§ Fragmento de texto
---+---

El optimismo del Ejecutivo se ha visto refrendado por el gobernador del Banco de España, Luis María Linde, quien en una comparecencia ante el Congreso aseguró que "la peor fase de esta segunda recesión ha quedado atrás". En su opinión la actividad se recuperará en un plazo corto y se han creado "bases sólidas" para crear empleo y crecer, si bien no se pueden abandonar aún las reformas. El propio Boletín Económico del mes de junio resalta una mejoría en los indicadores de demanda y actividad.

Servicios de estudios independientes como el de La Caixa también sostiene que se percibe una "notable mejora de los indicadores", lo que les invita a un "cauto optimismo". Tal como señalan en varios boletines de análisis económico de junio, el mercado de trabajo podría haber experimentado un punto de inflexión y la competitividad sigue evolucionando positivamente.

También el equipo de análisis de BBVA sostiene que este año será en el que la economía española toque fondo. Por primera vez desde 1986, la balanza por cuenta corriente tendrá saldo positivo, por lo que se recuperará la capacidad de financiarse al exterior, lo que ayudará a desapalancar (desendeudar) tanto a familias como empresas.

Una recuperación débil

Pese a que las autoridades ven brotes verdes, los mercados internacionales mantienen aún reservas acerca de la recuperación. Y es que sobre España ciernen aún numerosas amenazas que cuestionan el futuro crecimiento económico del país.

El primer problema, tal como ha señalado recientemente la agencia de calificación crediticia Fitch, es el alto nivel de desempleo. Los niveles (ahora hay una tasa de paro del 27,16%) se mantendrán altos por lo menos hasta el final de la legislatura, lo que supone un desafío para la población, las cuentas públicas y el sistema financiero. Este diagnóstico es compartido por el Fondo Monetario Internacional (FMI), que ha recomendado en su último informe sobre España que se ahonde en la reforma laboral abaratando más el despido, bajando sueldos y simplificando los tipos de contrato.

---+---

§ Ejercicios propuestos
1. Responda, a partir del texto sobre la economía española, las siguientes preguntas:
(a) ¿Qué cargo ocupa Luis María Linde?
(b) Según el equipo de análisis de BBVA, ¿desde qué año no tenía saldo positivo la balanza por cuenta corriente?
(c) ¿Qué tasa de paro se menciona?
2. Retome el texto sobre la recuperación de la economía española y prosígalo a partir de su última oración.

---+---

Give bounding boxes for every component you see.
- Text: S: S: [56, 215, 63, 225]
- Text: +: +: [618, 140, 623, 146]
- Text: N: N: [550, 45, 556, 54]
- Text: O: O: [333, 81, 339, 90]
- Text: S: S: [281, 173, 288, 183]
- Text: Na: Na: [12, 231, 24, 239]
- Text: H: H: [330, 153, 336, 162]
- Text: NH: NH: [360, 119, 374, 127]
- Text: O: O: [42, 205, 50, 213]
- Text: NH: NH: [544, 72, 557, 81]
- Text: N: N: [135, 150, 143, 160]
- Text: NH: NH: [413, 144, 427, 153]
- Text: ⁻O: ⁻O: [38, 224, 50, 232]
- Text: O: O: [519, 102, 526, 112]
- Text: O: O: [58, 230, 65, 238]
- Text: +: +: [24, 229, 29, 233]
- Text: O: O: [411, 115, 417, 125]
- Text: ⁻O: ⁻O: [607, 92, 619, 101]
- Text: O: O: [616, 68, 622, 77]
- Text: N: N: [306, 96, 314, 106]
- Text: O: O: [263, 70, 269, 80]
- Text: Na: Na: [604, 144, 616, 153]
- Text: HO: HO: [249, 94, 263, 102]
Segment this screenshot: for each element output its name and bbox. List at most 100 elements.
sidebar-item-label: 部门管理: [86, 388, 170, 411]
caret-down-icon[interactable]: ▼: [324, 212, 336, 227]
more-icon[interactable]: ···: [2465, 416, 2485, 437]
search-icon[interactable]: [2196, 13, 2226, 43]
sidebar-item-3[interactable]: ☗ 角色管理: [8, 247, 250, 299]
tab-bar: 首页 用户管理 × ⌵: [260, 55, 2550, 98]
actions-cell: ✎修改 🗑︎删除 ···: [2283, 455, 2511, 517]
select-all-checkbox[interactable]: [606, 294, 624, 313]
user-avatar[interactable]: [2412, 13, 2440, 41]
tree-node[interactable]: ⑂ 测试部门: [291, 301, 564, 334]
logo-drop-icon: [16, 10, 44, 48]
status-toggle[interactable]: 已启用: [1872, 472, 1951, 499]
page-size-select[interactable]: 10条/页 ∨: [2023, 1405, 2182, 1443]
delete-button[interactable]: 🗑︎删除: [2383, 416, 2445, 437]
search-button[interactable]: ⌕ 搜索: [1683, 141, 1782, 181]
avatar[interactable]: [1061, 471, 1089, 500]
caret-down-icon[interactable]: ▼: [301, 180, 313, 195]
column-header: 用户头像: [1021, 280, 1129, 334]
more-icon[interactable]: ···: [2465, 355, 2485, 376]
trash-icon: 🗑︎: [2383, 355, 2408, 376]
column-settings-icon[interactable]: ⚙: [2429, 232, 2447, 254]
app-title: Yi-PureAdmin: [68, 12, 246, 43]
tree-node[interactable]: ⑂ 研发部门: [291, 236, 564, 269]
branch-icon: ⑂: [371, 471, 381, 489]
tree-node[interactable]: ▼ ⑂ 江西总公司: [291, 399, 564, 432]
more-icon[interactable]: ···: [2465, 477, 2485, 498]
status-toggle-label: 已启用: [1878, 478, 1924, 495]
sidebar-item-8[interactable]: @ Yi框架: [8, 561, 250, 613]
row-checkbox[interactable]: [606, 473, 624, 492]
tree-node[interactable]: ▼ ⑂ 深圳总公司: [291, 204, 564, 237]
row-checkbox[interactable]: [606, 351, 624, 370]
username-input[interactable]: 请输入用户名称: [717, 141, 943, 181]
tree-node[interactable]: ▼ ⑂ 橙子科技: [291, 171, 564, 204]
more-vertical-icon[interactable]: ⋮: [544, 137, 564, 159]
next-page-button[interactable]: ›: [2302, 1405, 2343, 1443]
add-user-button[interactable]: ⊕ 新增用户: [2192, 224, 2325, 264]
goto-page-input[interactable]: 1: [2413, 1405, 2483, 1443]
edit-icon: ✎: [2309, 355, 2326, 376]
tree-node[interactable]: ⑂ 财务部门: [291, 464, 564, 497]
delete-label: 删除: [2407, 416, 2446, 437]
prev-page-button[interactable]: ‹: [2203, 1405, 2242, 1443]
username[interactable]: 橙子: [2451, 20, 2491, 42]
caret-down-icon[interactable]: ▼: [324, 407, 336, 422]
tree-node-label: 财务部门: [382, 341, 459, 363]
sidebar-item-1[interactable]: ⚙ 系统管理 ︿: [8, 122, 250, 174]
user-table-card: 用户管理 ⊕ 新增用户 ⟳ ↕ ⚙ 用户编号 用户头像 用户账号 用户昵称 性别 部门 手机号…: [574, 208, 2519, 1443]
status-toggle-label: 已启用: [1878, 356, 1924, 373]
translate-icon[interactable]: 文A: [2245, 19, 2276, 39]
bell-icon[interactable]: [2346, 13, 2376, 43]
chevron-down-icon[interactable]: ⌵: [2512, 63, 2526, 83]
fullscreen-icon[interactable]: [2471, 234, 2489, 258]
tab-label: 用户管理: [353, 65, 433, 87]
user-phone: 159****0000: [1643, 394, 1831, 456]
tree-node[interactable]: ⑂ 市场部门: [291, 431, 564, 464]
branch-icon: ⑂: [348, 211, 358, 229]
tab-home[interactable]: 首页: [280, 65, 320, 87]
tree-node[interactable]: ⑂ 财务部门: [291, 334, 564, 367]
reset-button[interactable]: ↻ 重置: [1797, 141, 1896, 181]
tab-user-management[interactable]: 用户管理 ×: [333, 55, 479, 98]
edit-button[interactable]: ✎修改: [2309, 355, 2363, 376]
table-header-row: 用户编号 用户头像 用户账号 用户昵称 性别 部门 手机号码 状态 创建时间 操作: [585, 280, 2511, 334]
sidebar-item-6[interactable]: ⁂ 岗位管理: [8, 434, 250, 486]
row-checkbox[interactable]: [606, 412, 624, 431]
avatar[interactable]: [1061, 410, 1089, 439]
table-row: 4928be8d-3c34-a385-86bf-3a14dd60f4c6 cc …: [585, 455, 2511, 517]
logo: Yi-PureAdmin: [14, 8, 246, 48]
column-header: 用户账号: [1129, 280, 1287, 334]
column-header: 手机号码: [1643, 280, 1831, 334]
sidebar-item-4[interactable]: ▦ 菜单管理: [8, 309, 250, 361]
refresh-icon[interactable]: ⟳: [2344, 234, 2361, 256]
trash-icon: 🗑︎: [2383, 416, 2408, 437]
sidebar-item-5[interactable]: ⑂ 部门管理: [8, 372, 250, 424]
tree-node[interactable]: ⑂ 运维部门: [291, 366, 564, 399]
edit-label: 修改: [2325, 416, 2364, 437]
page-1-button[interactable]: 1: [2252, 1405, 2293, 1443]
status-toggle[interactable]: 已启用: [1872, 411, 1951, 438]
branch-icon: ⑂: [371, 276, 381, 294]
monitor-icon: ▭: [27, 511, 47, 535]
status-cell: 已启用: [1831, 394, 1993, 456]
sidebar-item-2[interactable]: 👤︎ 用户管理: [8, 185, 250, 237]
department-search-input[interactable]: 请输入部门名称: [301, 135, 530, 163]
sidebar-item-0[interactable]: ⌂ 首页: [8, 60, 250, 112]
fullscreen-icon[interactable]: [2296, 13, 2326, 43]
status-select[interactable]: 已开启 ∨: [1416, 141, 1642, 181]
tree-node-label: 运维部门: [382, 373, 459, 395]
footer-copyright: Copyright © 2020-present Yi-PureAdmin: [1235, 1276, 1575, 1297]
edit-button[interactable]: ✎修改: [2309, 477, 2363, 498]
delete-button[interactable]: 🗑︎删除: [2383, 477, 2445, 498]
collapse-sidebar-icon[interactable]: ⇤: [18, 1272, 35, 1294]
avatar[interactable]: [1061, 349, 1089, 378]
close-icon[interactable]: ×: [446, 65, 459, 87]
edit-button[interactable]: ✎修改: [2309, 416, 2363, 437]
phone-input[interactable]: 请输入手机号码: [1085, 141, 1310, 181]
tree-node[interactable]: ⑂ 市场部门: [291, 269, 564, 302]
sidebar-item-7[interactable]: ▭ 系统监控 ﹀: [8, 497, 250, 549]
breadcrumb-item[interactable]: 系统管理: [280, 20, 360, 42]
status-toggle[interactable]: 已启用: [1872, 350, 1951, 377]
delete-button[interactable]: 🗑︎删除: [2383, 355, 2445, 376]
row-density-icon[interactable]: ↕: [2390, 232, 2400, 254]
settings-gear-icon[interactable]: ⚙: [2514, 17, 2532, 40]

---+---

§ Soluciones del ejercicio
1.
(a) Es gobernador del Banco de España.
(b) Desde 1986.
(c) El 27,16%.

2.
Junto al paro, que podría alcanzar el 28% en 2014, según la OCDE, preocupa especialmente el déficit público. Pese a que Bruselas ha admitido una relajación de las condiciones de ajuste y una prórroga de dos años, en los primeros cuatro meses del año la diferencia entre ingresos y gastos ha alcanzado los 22.778 millones de euros (un 2,16% del PIB).

Todo este déficit se tiene que financiar y supone a la larga más deuda pública, otro de los "talones de aquiles", tal como señalan los analistas de Selfbank en su informe de junio. España acumula un endeudamiento público de 922.828 millones de euros (un 88,2% del PIB), "y todo apunta a que seguirá creciendo a corto y medio plazo", explican.

Para que el coste de la deuda pública no se dispare, el Gobierno lleva años aprobando medidas de austeridad y recorte de gasto. A pesar de todos los ajustes emprendidos por el Ejecutivo de Rajoy (el último, hace dos semanas, supuso 218 medidas para reformas las administraciones públicas), la ausencia de crecimiento en la economía española ha llevado a la agencia de calificación Standard&Poors a mantener a España al borde del bono basura.

Falta de crédito e incertidumbre internacional

Las administraciones públicas no son el único problema de la economía española. La reestructuración del sistema financiero tras el estallido de la burbuja inmobiliaria aún no ha logrado que el crédito llegue a la economía productiva. Las entidades financiera deniegan siete de cada diez créditos que les solicitan, según el Banco de España y el ICO ha reducido su grifo en un 70% en el primer trimestre del año. Pese a los proyectos para que tanto Alemania como el Banco Europeo de Inversiones financien proyectos de las pequeñas y medianas empresas españolas, el grifo sigue cerrado.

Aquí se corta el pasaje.